_THE EXERCISE_
Tally the lines that hold the word "type" and reply with that figure only.

— BEGIN —

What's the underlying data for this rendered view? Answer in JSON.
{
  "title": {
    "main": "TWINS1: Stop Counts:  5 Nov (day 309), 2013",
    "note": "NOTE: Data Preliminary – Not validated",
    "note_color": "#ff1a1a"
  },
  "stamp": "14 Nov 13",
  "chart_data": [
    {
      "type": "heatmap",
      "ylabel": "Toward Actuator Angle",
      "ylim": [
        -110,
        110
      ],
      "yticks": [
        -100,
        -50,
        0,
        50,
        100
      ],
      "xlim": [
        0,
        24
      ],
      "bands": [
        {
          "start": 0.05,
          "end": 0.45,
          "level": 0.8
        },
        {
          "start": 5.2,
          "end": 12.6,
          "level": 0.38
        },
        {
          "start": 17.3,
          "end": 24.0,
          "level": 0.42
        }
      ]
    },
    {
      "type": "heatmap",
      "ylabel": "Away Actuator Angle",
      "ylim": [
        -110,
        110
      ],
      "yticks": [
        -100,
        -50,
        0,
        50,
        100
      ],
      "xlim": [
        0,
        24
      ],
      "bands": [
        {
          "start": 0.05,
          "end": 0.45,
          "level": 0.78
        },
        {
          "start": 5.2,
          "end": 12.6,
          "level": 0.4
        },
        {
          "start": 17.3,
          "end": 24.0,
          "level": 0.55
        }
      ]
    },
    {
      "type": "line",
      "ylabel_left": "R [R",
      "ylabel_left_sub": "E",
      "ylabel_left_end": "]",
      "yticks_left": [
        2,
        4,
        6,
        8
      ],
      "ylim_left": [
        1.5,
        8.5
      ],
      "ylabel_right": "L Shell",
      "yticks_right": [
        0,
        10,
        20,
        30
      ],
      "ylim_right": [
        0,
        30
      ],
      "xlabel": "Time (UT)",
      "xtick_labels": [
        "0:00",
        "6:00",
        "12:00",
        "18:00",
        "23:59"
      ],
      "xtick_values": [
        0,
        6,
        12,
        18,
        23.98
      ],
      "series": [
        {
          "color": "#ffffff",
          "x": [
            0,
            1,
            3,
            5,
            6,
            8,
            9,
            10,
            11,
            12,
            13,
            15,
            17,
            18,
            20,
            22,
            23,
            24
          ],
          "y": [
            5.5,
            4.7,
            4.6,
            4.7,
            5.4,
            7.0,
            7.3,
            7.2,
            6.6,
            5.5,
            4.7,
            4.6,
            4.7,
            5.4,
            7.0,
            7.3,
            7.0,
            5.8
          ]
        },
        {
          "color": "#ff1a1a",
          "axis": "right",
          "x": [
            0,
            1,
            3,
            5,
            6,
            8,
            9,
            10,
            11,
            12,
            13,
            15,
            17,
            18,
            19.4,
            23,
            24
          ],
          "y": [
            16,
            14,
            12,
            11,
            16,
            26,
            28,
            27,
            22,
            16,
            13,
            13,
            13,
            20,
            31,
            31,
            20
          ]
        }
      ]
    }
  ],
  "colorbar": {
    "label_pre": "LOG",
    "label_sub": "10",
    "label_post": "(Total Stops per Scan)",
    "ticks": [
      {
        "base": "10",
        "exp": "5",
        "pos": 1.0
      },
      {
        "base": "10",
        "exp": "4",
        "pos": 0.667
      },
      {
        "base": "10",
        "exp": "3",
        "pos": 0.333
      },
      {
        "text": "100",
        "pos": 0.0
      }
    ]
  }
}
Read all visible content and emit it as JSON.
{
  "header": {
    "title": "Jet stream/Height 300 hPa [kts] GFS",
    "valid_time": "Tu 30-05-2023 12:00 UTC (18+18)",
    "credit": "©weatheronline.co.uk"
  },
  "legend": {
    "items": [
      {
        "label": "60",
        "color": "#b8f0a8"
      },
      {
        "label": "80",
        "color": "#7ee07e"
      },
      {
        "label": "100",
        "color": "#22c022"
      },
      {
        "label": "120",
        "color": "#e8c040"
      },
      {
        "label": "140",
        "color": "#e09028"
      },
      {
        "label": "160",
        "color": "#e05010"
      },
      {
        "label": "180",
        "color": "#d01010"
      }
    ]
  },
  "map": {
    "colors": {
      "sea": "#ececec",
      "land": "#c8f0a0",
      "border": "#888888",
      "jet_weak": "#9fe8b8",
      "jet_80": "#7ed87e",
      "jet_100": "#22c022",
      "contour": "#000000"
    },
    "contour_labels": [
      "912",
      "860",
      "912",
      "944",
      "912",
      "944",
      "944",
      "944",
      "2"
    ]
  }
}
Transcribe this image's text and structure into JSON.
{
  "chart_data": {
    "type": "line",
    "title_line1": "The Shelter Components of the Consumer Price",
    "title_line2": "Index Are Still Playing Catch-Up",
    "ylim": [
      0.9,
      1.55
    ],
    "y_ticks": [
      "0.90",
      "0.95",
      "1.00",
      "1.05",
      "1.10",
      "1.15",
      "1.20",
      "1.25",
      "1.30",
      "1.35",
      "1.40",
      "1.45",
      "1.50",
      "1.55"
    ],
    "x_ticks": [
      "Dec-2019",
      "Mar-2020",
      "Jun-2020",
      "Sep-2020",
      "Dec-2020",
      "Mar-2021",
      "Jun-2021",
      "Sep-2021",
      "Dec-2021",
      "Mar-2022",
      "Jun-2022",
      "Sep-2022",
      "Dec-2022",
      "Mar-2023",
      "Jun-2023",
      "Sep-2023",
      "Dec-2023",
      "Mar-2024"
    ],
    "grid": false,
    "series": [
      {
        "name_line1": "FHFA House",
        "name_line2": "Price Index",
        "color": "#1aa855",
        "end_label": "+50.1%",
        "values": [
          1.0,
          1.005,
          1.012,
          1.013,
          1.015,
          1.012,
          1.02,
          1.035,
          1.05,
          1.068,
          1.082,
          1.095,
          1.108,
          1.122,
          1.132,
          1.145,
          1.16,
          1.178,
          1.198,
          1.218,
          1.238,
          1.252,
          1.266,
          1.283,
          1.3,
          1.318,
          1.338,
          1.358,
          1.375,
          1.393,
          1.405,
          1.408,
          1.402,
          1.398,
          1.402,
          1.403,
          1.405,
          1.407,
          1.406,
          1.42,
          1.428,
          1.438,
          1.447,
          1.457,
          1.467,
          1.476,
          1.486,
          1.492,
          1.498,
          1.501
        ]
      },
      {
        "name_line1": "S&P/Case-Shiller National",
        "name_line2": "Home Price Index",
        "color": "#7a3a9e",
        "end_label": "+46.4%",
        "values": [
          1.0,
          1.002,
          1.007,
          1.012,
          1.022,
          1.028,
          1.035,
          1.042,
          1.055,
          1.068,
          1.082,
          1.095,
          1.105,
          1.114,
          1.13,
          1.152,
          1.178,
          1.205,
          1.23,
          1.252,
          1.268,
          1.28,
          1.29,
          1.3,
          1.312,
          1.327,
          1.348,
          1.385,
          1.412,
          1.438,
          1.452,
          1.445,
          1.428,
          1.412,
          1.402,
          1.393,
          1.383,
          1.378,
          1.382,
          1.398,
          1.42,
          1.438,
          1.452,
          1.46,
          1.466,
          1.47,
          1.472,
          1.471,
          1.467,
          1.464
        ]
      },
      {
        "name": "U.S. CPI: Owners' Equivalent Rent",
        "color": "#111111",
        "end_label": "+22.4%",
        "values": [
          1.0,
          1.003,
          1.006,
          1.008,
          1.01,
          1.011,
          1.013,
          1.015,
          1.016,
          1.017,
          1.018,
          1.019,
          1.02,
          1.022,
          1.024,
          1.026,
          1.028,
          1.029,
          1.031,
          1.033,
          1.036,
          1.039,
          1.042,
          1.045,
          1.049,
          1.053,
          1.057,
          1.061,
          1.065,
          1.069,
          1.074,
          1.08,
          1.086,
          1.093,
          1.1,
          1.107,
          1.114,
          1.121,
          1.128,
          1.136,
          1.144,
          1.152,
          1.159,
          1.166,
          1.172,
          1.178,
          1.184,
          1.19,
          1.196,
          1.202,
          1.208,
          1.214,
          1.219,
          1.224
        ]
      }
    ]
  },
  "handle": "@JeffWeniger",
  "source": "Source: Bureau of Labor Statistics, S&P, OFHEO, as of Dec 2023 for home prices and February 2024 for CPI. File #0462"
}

— END —

_RESPONSE TO THE TASK_
4